_Stored records_
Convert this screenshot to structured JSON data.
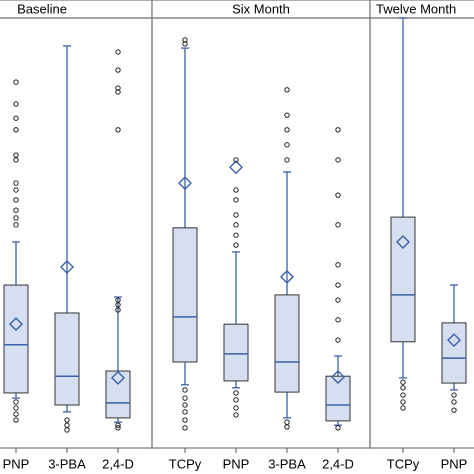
{
  "chart_data": {
    "type": "box",
    "ylim": [
      0,
      100
    ],
    "box_color": "#d6dff0",
    "line_color": "#3a62a8",
    "panels": [
      {
        "title": "Baseline",
        "boxes": [
          {
            "label": "PNP",
            "whislo": 11.6,
            "q1": 12.8,
            "med": 24.0,
            "q3": 37.9,
            "whishi": 47.9,
            "mean": 28.8,
            "fliers": [
              85.1,
              80.0,
              76.7,
              74.0,
              68.1,
              67.0,
              61.6,
              60.0,
              57.7,
              55.3,
              53.5,
              51.9,
              10.7,
              9.3,
              7.9,
              6.5
            ]
          },
          {
            "label": "3-PBA",
            "whislo": 8.4,
            "q1": 10.0,
            "med": 16.7,
            "q3": 31.4,
            "whishi": 93.5,
            "mean": 42.1,
            "fliers": [
              6.5,
              5.3,
              4.2
            ]
          },
          {
            "label": "2,4-D",
            "whislo": 6.0,
            "q1": 7.0,
            "med": 10.5,
            "q3": 17.9,
            "whishi": 35.1,
            "mean": 16.3,
            "fliers": [
              92.1,
              87.9,
              83.7,
              82.8,
              74.0,
              34.4,
              33.3,
              32.1,
              5.3,
              4.7
            ]
          }
        ]
      },
      {
        "title": "Six Month",
        "boxes": [
          {
            "label": "TCPy",
            "whislo": 14.7,
            "q1": 20.0,
            "med": 30.5,
            "q3": 51.2,
            "whishi": 93.0,
            "mean": 61.6,
            "fliers": [
              94.9,
              94.0,
              13.5,
              11.6,
              10.0,
              8.4,
              6.5,
              4.7
            ]
          },
          {
            "label": "PNP",
            "whislo": 14.0,
            "q1": 15.6,
            "med": 21.9,
            "q3": 28.8,
            "whishi": 45.6,
            "mean": 65.3,
            "fliers": [
              67.0,
              60.0,
              57.7,
              54.2,
              51.9,
              49.5,
              47.2,
              12.8,
              11.2,
              9.3,
              7.7
            ]
          },
          {
            "label": "3-PBA",
            "whislo": 7.0,
            "q1": 13.0,
            "med": 20.0,
            "q3": 35.6,
            "whishi": 64.2,
            "mean": 39.8,
            "fliers": [
              83.3,
              77.4,
              74.0,
              70.5,
              67.0,
              6.0,
              4.9
            ]
          },
          {
            "label": "2,4-D",
            "whislo": 5.3,
            "q1": 6.3,
            "med": 10.0,
            "q3": 16.7,
            "whishi": 21.4,
            "mean": 16.5,
            "fliers": [
              74.0,
              67.0,
              58.8,
              51.9,
              42.6,
              37.9,
              34.4,
              29.8,
              25.1,
              4.7
            ]
          }
        ]
      },
      {
        "title": "Twelve Month",
        "boxes": [
          {
            "label": "TCPy",
            "whislo": 16.3,
            "q1": 24.7,
            "med": 35.6,
            "q3": 53.7,
            "whishi": 100,
            "mean": 47.9,
            "fliers": [
              15.3,
              14.0,
              12.3,
              10.7,
              9.3
            ]
          },
          {
            "label": "PNP",
            "whislo": 13.5,
            "q1": 15.1,
            "med": 20.9,
            "q3": 29.1,
            "whishi": 37.9,
            "mean": 25.1,
            "fliers": [
              12.3,
              10.7,
              8.8
            ]
          }
        ]
      }
    ]
  }
}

_What you have to do_
Pull out each line containing the word "whislo" and copy it.

_Task solution_
            "whislo": 11.6,
            "whislo": 8.4,
            "whislo": 6.0,
            "whislo": 14.7,
            "whislo": 14.0,
            "whislo": 7.0,
            "whislo": 5.3,
            "whislo": 16.3,
            "whislo": 13.5,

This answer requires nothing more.